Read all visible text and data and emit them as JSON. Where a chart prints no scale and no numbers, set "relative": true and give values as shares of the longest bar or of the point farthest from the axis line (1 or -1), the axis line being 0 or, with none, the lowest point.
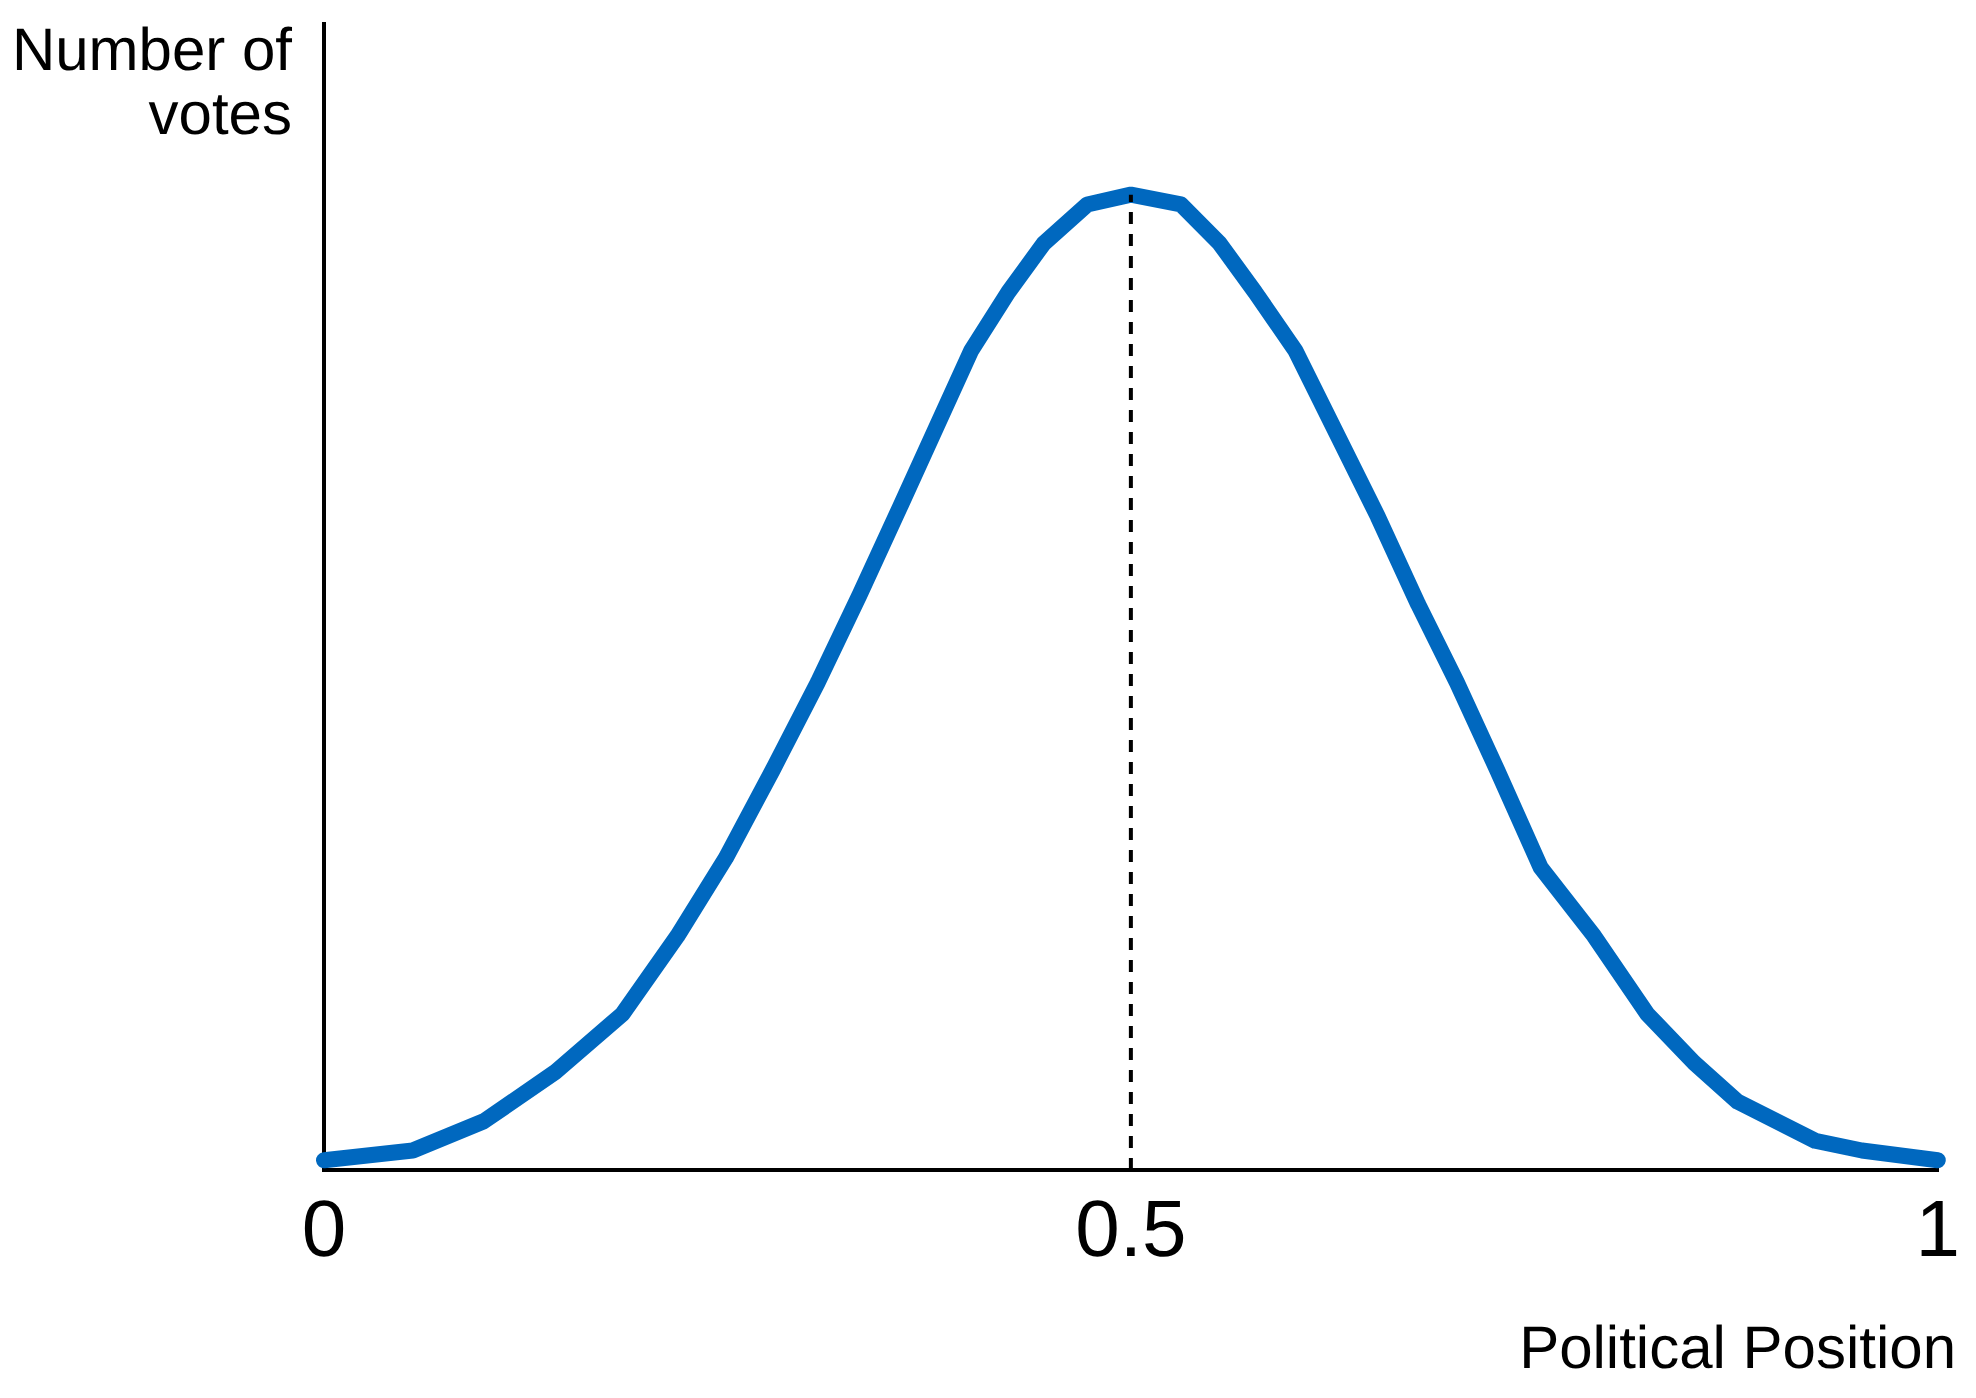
{
  "chart_data": {
    "type": "line",
    "xlabel": "Political Position",
    "ylabel": "Number of votes",
    "relative": true,
    "xlim": [
      0,
      1
    ],
    "xticks": [
      0,
      0.5,
      1
    ],
    "tick_labels": "x",
    "grid": false,
    "legend": false,
    "marker": "none",
    "line_style": "solid",
    "x": [
      0,
      0.055,
      0.099,
      0.143,
      0.185,
      0.219,
      0.249,
      0.278,
      0.306,
      0.332,
      0.357,
      0.379,
      0.401,
      0.424,
      0.446,
      0.473,
      0.5,
      0.531,
      0.555,
      0.577,
      0.602,
      0.629,
      0.653,
      0.678,
      0.702,
      0.727,
      0.754,
      0.787,
      0.82,
      0.849,
      0.876,
      0.924,
      0.953,
      1
    ],
    "series": [
      {
        "color": "#0068bf",
        "values": [
          0.01,
          0.02,
          0.05,
          0.1,
          0.16,
          0.24,
          0.32,
          0.41,
          0.5,
          0.59,
          0.68,
          0.76,
          0.84,
          0.9,
          0.95,
          0.99,
          1,
          0.99,
          0.95,
          0.9,
          0.84,
          0.75,
          0.67,
          0.58,
          0.5,
          0.41,
          0.31,
          0.24,
          0.16,
          0.11,
          0.07,
          0.03,
          0.02,
          0.01
        ]
      }
    ],
    "ref_lines": [
      {
        "axis": "x",
        "value": 0.5,
        "color": "#000000",
        "line_style": "dashed"
      }
    ]
  }
}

=====

Goal
Extract the full listing above verbatim; pictures are to be left out of the copy.

Task solution
Read all visible text and data and emit them as JSON. Where a chart prints no scale and no numbers, set "relative": true and give values as shares of the longest bar or of the point farthest from the axis line (1 or -1), the axis line being 0 or, with none, the lowest point.
{
  "chart_data": {
    "type": "line",
    "xlabel": "Political Position",
    "ylabel": "Number of votes",
    "relative": true,
    "xlim": [
      0,
      1
    ],
    "xticks": [
      0,
      0.5,
      1
    ],
    "tick_labels": "x",
    "grid": false,
    "legend": false,
    "marker": "none",
    "line_style": "solid",
    "x": [
      0,
      0.055,
      0.099,
      0.143,
      0.185,
      0.219,
      0.249,
      0.278,
      0.306,
      0.332,
      0.357,
      0.379,
      0.401,
      0.424,
      0.446,
      0.473,
      0.5,
      0.531,
      0.555,
      0.577,
      0.602,
      0.629,
      0.653,
      0.678,
      0.702,
      0.727,
      0.754,
      0.787,
      0.82,
      0.849,
      0.876,
      0.924,
      0.953,
      1
    ],
    "series": [
      {
        "color": "#0068bf",
        "values": [
          0.01,
          0.02,
          0.05,
          0.1,
          0.16,
          0.24,
          0.32,
          0.41,
          0.5,
          0.59,
          0.68,
          0.76,
          0.84,
          0.9,
          0.95,
          0.99,
          1,
          0.99,
          0.95,
          0.9,
          0.84,
          0.75,
          0.67,
          0.58,
          0.5,
          0.41,
          0.31,
          0.24,
          0.16,
          0.11,
          0.07,
          0.03,
          0.02,
          0.01
        ]
      }
    ],
    "ref_lines": [
      {
        "axis": "x",
        "value": 0.5,
        "color": "#000000",
        "line_style": "dashed"
      }
    ]
  }
}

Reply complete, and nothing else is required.